• SET EXERCISE
Set the listing down unchanged, minus every embedded image.

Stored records
★ ★ ★ ★ ★

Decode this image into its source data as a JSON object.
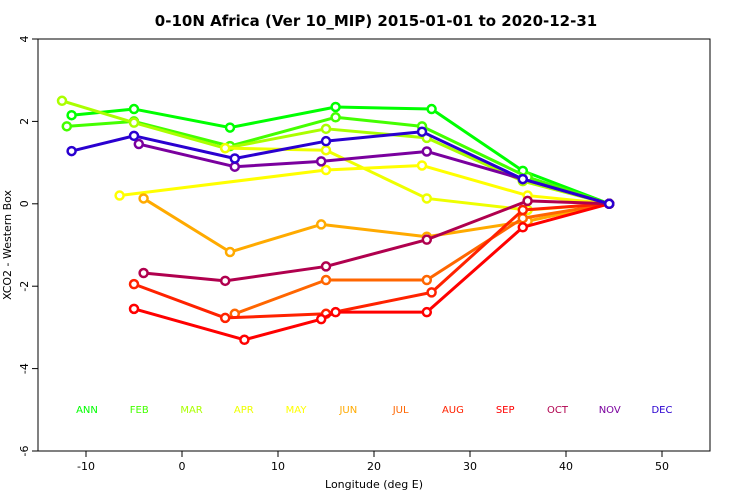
{
  "chart_data": {
    "type": "line",
    "title": "0-10N Africa (Ver 10_MIP)   2015-01-01 to 2020-12-31",
    "xlabel": "Longitude (deg E)",
    "ylabel": "XCO2 - Western Box",
    "xlim": [
      -15,
      55
    ],
    "ylim": [
      -6,
      4
    ],
    "xticks": [
      -10,
      0,
      10,
      20,
      30,
      40,
      50
    ],
    "yticks": [
      -6,
      -4,
      -2,
      0,
      2,
      4
    ],
    "series": [
      {
        "name": "ANN",
        "color": "#00ff00",
        "x": [
          -11.5,
          -5,
          5,
          16,
          26,
          35.5,
          44.5
        ],
        "y": [
          2.15,
          2.3,
          1.85,
          2.35,
          2.3,
          0.8,
          0.0
        ]
      },
      {
        "name": "FEB",
        "color": "#44ff00",
        "x": [
          -12,
          -5,
          5,
          16,
          25,
          36,
          44.5
        ],
        "y": [
          1.88,
          2.0,
          1.4,
          2.1,
          1.88,
          0.65,
          0.0
        ]
      },
      {
        "name": "MAR",
        "color": "#aaff00",
        "x": [
          -12.5,
          -5,
          4.5,
          15,
          25.5,
          35.5,
          44.5
        ],
        "y": [
          2.5,
          1.97,
          1.35,
          1.82,
          1.6,
          0.55,
          0.0
        ]
      },
      {
        "name": "APR",
        "color": "#eeff00",
        "x": [
          4.5,
          15,
          25.5,
          36,
          44.5
        ],
        "y": [
          1.35,
          1.3,
          0.13,
          -0.15,
          0.0
        ]
      },
      {
        "name": "MAY",
        "color": "#ffff00",
        "x": [
          -6.5,
          15,
          25,
          36,
          44.5
        ],
        "y": [
          0.2,
          0.82,
          0.93,
          0.2,
          0.0
        ]
      },
      {
        "name": "JUN",
        "color": "#ffaa00",
        "x": [
          -4,
          5,
          14.5,
          25.5,
          36,
          44.5
        ],
        "y": [
          0.13,
          -1.17,
          -0.5,
          -0.8,
          -0.42,
          0.0
        ]
      },
      {
        "name": "JUL",
        "color": "#ff6600",
        "x": [
          5.5,
          15,
          25.5,
          35.5,
          44.5
        ],
        "y": [
          -2.67,
          -1.85,
          -1.85,
          -0.35,
          0.0
        ]
      },
      {
        "name": "AUG",
        "color": "#ff2200",
        "x": [
          -5,
          4.5,
          15,
          26,
          35.5,
          44.5
        ],
        "y": [
          -1.95,
          -2.77,
          -2.67,
          -2.15,
          -0.15,
          0.0
        ]
      },
      {
        "name": "SEP",
        "color": "#ff0000",
        "x": [
          -5,
          6.5,
          14.5,
          16,
          25.5,
          35.5,
          44.5
        ],
        "y": [
          -2.55,
          -3.3,
          -2.8,
          -2.63,
          -2.63,
          -0.57,
          0.0
        ]
      },
      {
        "name": "OCT",
        "color": "#b0004e",
        "x": [
          -4,
          4.5,
          15,
          25.5,
          36,
          44.5
        ],
        "y": [
          -1.68,
          -1.87,
          -1.52,
          -0.87,
          0.07,
          0.0
        ]
      },
      {
        "name": "NOV",
        "color": "#7a009e",
        "x": [
          -4.5,
          5.5,
          14.5,
          25.5,
          35.5,
          44.5
        ],
        "y": [
          1.45,
          0.9,
          1.03,
          1.27,
          0.6,
          0.0
        ]
      },
      {
        "name": "DEC",
        "color": "#2a00d0",
        "x": [
          -11.5,
          -5,
          5.5,
          15,
          25,
          35.5,
          44.5
        ],
        "y": [
          1.28,
          1.65,
          1.1,
          1.52,
          1.75,
          0.6,
          0.0
        ]
      }
    ]
  }
}
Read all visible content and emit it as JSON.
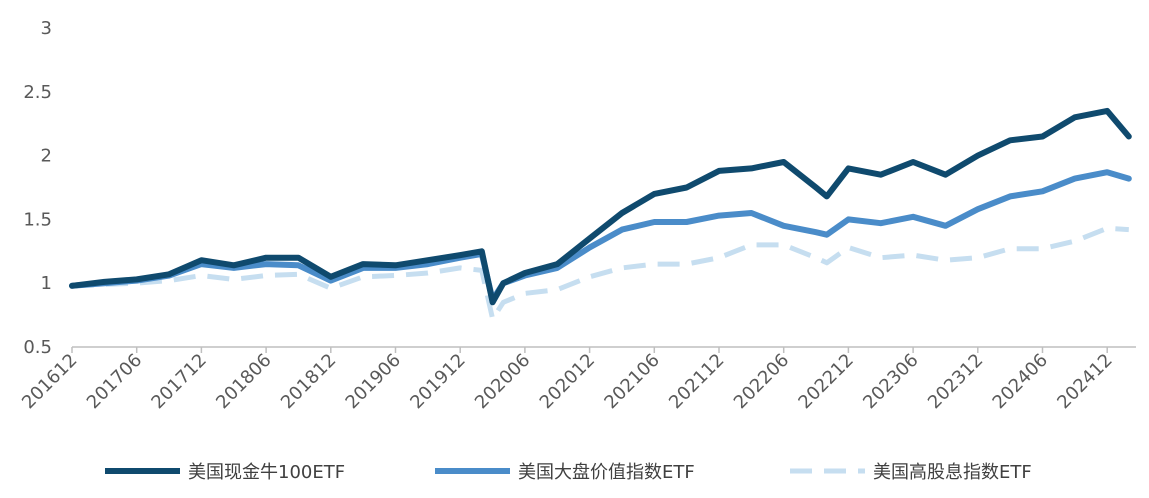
{
  "chart_data": {
    "type": "line",
    "title": "",
    "xlabel": "",
    "ylabel": "",
    "ylim": [
      0.5,
      3
    ],
    "yticks": [
      "0.5",
      "1",
      "1.5",
      "2",
      "2.5",
      "3"
    ],
    "x_tick_labels": [
      "201612",
      "201706",
      "201712",
      "201806",
      "201812",
      "201906",
      "201912",
      "202006",
      "202012",
      "202106",
      "202112",
      "202206",
      "202212",
      "202306",
      "202312",
      "202406",
      "202412"
    ],
    "grid": false,
    "legend_position": "bottom",
    "x": [
      "201612",
      "201703",
      "201706",
      "201709",
      "201712",
      "201803",
      "201806",
      "201809",
      "201812",
      "201903",
      "201906",
      "201909",
      "201912",
      "202002",
      "202003",
      "202004",
      "202006",
      "202009",
      "202012",
      "202103",
      "202106",
      "202109",
      "202112",
      "202203",
      "202206",
      "202209",
      "202210",
      "202212",
      "202303",
      "202306",
      "202309",
      "202312",
      "202403",
      "202406",
      "202409",
      "202412",
      "202502"
    ],
    "series": [
      {
        "name": "美国现金牛100ETF",
        "color": "#0f4a6e",
        "style": "solid",
        "values": [
          0.98,
          1.01,
          1.03,
          1.07,
          1.18,
          1.14,
          1.2,
          1.2,
          1.05,
          1.15,
          1.14,
          1.18,
          1.22,
          1.25,
          0.85,
          1.0,
          1.08,
          1.15,
          1.35,
          1.55,
          1.7,
          1.75,
          1.88,
          1.9,
          1.95,
          1.75,
          1.68,
          1.9,
          1.85,
          1.95,
          1.85,
          2.0,
          2.12,
          2.15,
          2.3,
          2.35,
          2.15
        ]
      },
      {
        "name": "美国大盘价值指数ETF",
        "color": "#4a8cc9",
        "style": "solid",
        "values": [
          0.98,
          1.0,
          1.02,
          1.06,
          1.15,
          1.12,
          1.15,
          1.14,
          1.02,
          1.12,
          1.12,
          1.15,
          1.2,
          1.23,
          0.87,
          1.0,
          1.06,
          1.12,
          1.28,
          1.42,
          1.48,
          1.48,
          1.53,
          1.55,
          1.45,
          1.4,
          1.38,
          1.5,
          1.47,
          1.52,
          1.45,
          1.58,
          1.68,
          1.72,
          1.82,
          1.87,
          1.82
        ]
      },
      {
        "name": "美国高股息指数ETF",
        "color": "#c6def0",
        "style": "dashed",
        "values": [
          0.98,
          0.99,
          1.0,
          1.02,
          1.06,
          1.03,
          1.06,
          1.07,
          0.96,
          1.05,
          1.06,
          1.08,
          1.12,
          1.1,
          0.72,
          0.85,
          0.92,
          0.95,
          1.05,
          1.12,
          1.15,
          1.15,
          1.2,
          1.3,
          1.3,
          1.2,
          1.16,
          1.28,
          1.2,
          1.22,
          1.18,
          1.2,
          1.27,
          1.27,
          1.33,
          1.43,
          1.42
        ]
      }
    ]
  }
}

★ ★ ★ ★ ★

• COMPLETED EXERCISE
Decode this image into its source data as a JSON object.
{
  "chart_data": {
    "type": "line",
    "title": "0-10N Africa (Ver 10_MIP)   2015-01-01 to 2020-12-31",
    "xlabel": "Longitude (deg E)",
    "ylabel": "XCO2 - Western Box",
    "xlim": [
      -15,
      55
    ],
    "ylim": [
      -6,
      4
    ],
    "xticks": [
      -10,
      0,
      10,
      20,
      30,
      40,
      50
    ],
    "yticks": [
      -6,
      -4,
      -2,
      0,
      2,
      4
    ],
    "series": [
      {
        "name": "ANN",
        "color": "#00ff00",
        "x": [
          -11.5,
          -5,
          5,
          16,
          26,
          35.5,
          44.5
        ],
        "y": [
          2.15,
          2.3,
          1.85,
          2.35,
          2.3,
          0.8,
          0.0
        ]
      },
      {
        "name": "FEB",
        "color": "#44ff00",
        "x": [
          -12,
          -5,
          5,
          16,
          25,
          36,
          44.5
        ],
        "y": [
          1.88,
          2.0,
          1.4,
          2.1,
          1.88,
          0.65,
          0.0
        ]
      },
      {
        "name": "MAR",
        "color": "#aaff00",
        "x": [
          -12.5,
          -5,
          4.5,
          15,
          25.5,
          35.5,
          44.5
        ],
        "y": [
          2.5,
          1.97,
          1.35,
          1.82,
          1.6,
          0.55,
          0.0
        ]
      },
      {
        "name": "APR",
        "color": "#eeff00",
        "x": [
          4.5,
          15,
          25.5,
          36,
          44.5
        ],
        "y": [
          1.35,
          1.3,
          0.13,
          -0.15,
          0.0
        ]
      },
      {
        "name": "MAY",
        "color": "#ffff00",
        "x": [
          -6.5,
          15,
          25,
          36,
          44.5
        ],
        "y": [
          0.2,
          0.82,
          0.93,
          0.2,
          0.0
        ]
      },
      {
        "name": "JUN",
        "color": "#ffaa00",
        "x": [
          -4,
          5,
          14.5,
          25.5,
          36,
          44.5
        ],
        "y": [
          0.13,
          -1.17,
          -0.5,
          -0.8,
          -0.42,
          0.0
        ]
      },
      {
        "name": "JUL",
        "color": "#ff6600",
        "x": [
          5.5,
          15,
          25.5,
          35.5,
          44.5
        ],
        "y": [
          -2.67,
          -1.85,
          -1.85,
          -0.35,
          0.0
        ]
      },
      {
        "name": "AUG",
        "color": "#ff2200",
        "x": [
          -5,
          4.5,
          15,
          26,
          35.5,
          44.5
        ],
        "y": [
          -1.95,
          -2.77,
          -2.67,
          -2.15,
          -0.15,
          0.0
        ]
      },
      {
        "name": "SEP",
        "color": "#ff0000",
        "x": [
          -5,
          6.5,
          14.5,
          16,
          25.5,
          35.5,
          44.5
        ],
        "y": [
          -2.55,
          -3.3,
          -2.8,
          -2.63,
          -2.63,
          -0.57,
          0.0
        ]
      },
      {
        "name": "OCT",
        "color": "#b0004e",
        "x": [
          -4,
          4.5,
          15,
          25.5,
          36,
          44.5
        ],
        "y": [
          -1.68,
          -1.87,
          -1.52,
          -0.87,
          0.07,
          0.0
        ]
      },
      {
        "name": "NOV",
        "color": "#7a009e",
        "x": [
          -4.5,
          5.5,
          14.5,
          25.5,
          35.5,
          44.5
        ],
        "y": [
          1.45,
          0.9,
          1.03,
          1.27,
          0.6,
          0.0
        ]
      },
      {
        "name": "DEC",
        "color": "#2a00d0",
        "x": [
          -11.5,
          -5,
          5.5,
          15,
          25,
          35.5,
          44.5
        ],
        "y": [
          1.28,
          1.65,
          1.1,
          1.52,
          1.75,
          0.6,
          0.0
        ]
      }
    ]
  }
}
Read all visible content and emit it as JSON.
{
  "chart_data": {
    "type": "line",
    "title": "",
    "xlabel": "",
    "ylabel": "",
    "ylim": [
      0.5,
      3
    ],
    "yticks": [
      "0.5",
      "1",
      "1.5",
      "2",
      "2.5",
      "3"
    ],
    "x_tick_labels": [
      "201612",
      "201706",
      "201712",
      "201806",
      "201812",
      "201906",
      "201912",
      "202006",
      "202012",
      "202106",
      "202112",
      "202206",
      "202212",
      "202306",
      "202312",
      "202406",
      "202412"
    ],
    "grid": false,
    "legend_position": "bottom",
    "x": [
      "201612",
      "201703",
      "201706",
      "201709",
      "201712",
      "201803",
      "201806",
      "201809",
      "201812",
      "201903",
      "201906",
      "201909",
      "201912",
      "202002",
      "202003",
      "202004",
      "202006",
      "202009",
      "202012",
      "202103",
      "202106",
      "202109",
      "202112",
      "202203",
      "202206",
      "202209",
      "202210",
      "202212",
      "202303",
      "202306",
      "202309",
      "202312",
      "202403",
      "202406",
      "202409",
      "202412",
      "202502"
    ],
    "series": [
      {
        "name": "美国现金牛100ETF",
        "color": "#0f4a6e",
        "style": "solid",
        "values": [
          0.98,
          1.01,
          1.03,
          1.07,
          1.18,
          1.14,
          1.2,
          1.2,
          1.05,
          1.15,
          1.14,
          1.18,
          1.22,
          1.25,
          0.85,
          1.0,
          1.08,
          1.15,
          1.35,
          1.55,
          1.7,
          1.75,
          1.88,
          1.9,
          1.95,
          1.75,
          1.68,
          1.9,
          1.85,
          1.95,
          1.85,
          2.0,
          2.12,
          2.15,
          2.3,
          2.35,
          2.15
        ]
      },
      {
        "name": "美国大盘价值指数ETF",
        "color": "#4a8cc9",
        "style": "solid",
        "values": [
          0.98,
          1.0,
          1.02,
          1.06,
          1.15,
          1.12,
          1.15,
          1.14,
          1.02,
          1.12,
          1.12,
          1.15,
          1.2,
          1.23,
          0.87,
          1.0,
          1.06,
          1.12,
          1.28,
          1.42,
          1.48,
          1.48,
          1.53,
          1.55,
          1.45,
          1.4,
          1.38,
          1.5,
          1.47,
          1.52,
          1.45,
          1.58,
          1.68,
          1.72,
          1.82,
          1.87,
          1.82
        ]
      },
      {
        "name": "美国高股息指数ETF",
        "color": "#c6def0",
        "style": "dashed",
        "values": [
          0.98,
          0.99,
          1.0,
          1.02,
          1.06,
          1.03,
          1.06,
          1.07,
          0.96,
          1.05,
          1.06,
          1.08,
          1.12,
          1.1,
          0.72,
          0.85,
          0.92,
          0.95,
          1.05,
          1.12,
          1.15,
          1.15,
          1.2,
          1.3,
          1.3,
          1.2,
          1.16,
          1.28,
          1.2,
          1.22,
          1.18,
          1.2,
          1.27,
          1.27,
          1.33,
          1.43,
          1.42
        ]
      }
    ]
  }
}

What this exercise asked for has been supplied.